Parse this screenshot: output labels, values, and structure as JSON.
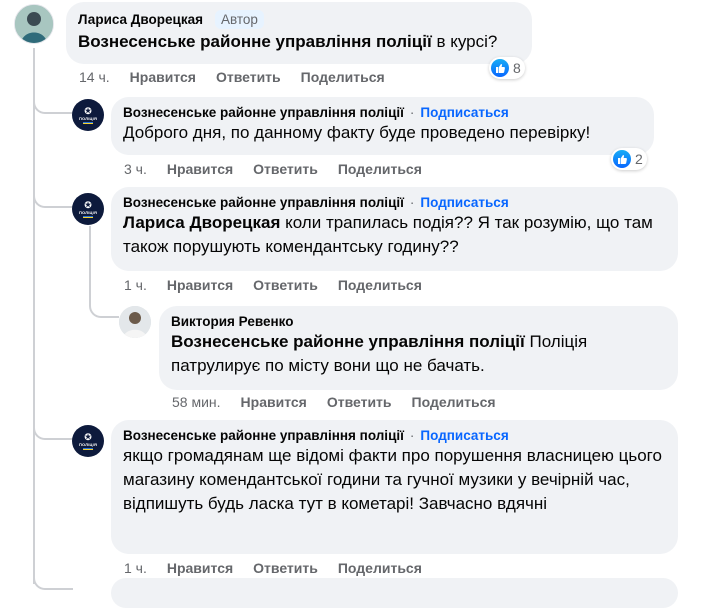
{
  "comments": [
    {
      "author": "Лариса Дворецкая",
      "badge": "Автор",
      "text_mention": "Вознесенське районне управління поліції",
      "text_rest": " в курсі?",
      "time": "14 ч.",
      "like": "Нравится",
      "reply": "Ответить",
      "share": "Поделиться",
      "reactions": "8"
    },
    {
      "author": "Вознесенське районне управління поліції",
      "dot": "·",
      "follow": "Подписаться",
      "text": "Доброго дня, по данному факту буде проведено перевірку!",
      "time": "3 ч.",
      "like": "Нравится",
      "reply": "Ответить",
      "share": "Поделиться",
      "reactions": "2"
    },
    {
      "author": "Вознесенське районне управління поліції",
      "dot": "·",
      "follow": "Подписаться",
      "text_mention": "Лариса Дворецкая",
      "text_rest": " коли трапилась подія?? Я так розумію, що там також порушують комендантську годину??",
      "time": "1 ч.",
      "like": "Нравится",
      "reply": "Ответить",
      "share": "Поделиться"
    },
    {
      "author": "Виктория Ревенко",
      "text_mention": "Вознесенське районне управління поліції",
      "text_rest": " Поліція патрулирує по місту вони що не бачать.",
      "time": "58 мин.",
      "like": "Нравится",
      "reply": "Ответить",
      "share": "Поделиться"
    },
    {
      "author": "Вознесенське районне управління поліції",
      "dot": "·",
      "follow": "Подписаться",
      "text": "якщо громадянам ще відомі факти про порушення власницею цього магазину комендантської години та гучної музики у вечірній час, відпишуть будь ласка тут в кометарі! Завчасно вдячні",
      "time": "1 ч.",
      "like": "Нравится",
      "reply": "Ответить",
      "share": "Поделиться"
    }
  ],
  "police_avatar_text": "ПОЛІЦІЯ",
  "colors": {
    "link": "#0866ff",
    "bubble": "#f0f2f5",
    "meta": "#65676b",
    "like": "#0866ff"
  }
}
##########
* To do
Strip the images and reproduce the remaining records precisely.

* Solution
Parse this screenshot: output labels, values, and structure as JSON.
{
  "comments": [
    {
      "author": "Лариса Дворецкая",
      "badge": "Автор",
      "text_mention": "Вознесенське районне управління поліції",
      "text_rest": " в курсі?",
      "time": "14 ч.",
      "like": "Нравится",
      "reply": "Ответить",
      "share": "Поделиться",
      "reactions": "8"
    },
    {
      "author": "Вознесенське районне управління поліції",
      "dot": "·",
      "follow": "Подписаться",
      "text": "Доброго дня, по данному факту буде проведено перевірку!",
      "time": "3 ч.",
      "like": "Нравится",
      "reply": "Ответить",
      "share": "Поделиться",
      "reactions": "2"
    },
    {
      "author": "Вознесенське районне управління поліції",
      "dot": "·",
      "follow": "Подписаться",
      "text_mention": "Лариса Дворецкая",
      "text_rest": " коли трапилась подія?? Я так розумію, що там також порушують комендантську годину??",
      "time": "1 ч.",
      "like": "Нравится",
      "reply": "Ответить",
      "share": "Поделиться"
    },
    {
      "author": "Виктория Ревенко",
      "text_mention": "Вознесенське районне управління поліції",
      "text_rest": " Поліція патрулирує по місту вони що не бачать.",
      "time": "58 мин.",
      "like": "Нравится",
      "reply": "Ответить",
      "share": "Поделиться"
    },
    {
      "author": "Вознесенське районне управління поліції",
      "dot": "·",
      "follow": "Подписаться",
      "text": "якщо громадянам ще відомі факти про порушення власницею цього магазину комендантської години та гучної музики у вечірній час, відпишуть будь ласка тут в кометарі! Завчасно вдячні",
      "time": "1 ч.",
      "like": "Нравится",
      "reply": "Ответить",
      "share": "Поделиться"
    }
  ],
  "police_avatar_text": "ПОЛІЦІЯ",
  "colors": {
    "link": "#0866ff",
    "bubble": "#f0f2f5",
    "meta": "#65676b",
    "like": "#0866ff"
  }
}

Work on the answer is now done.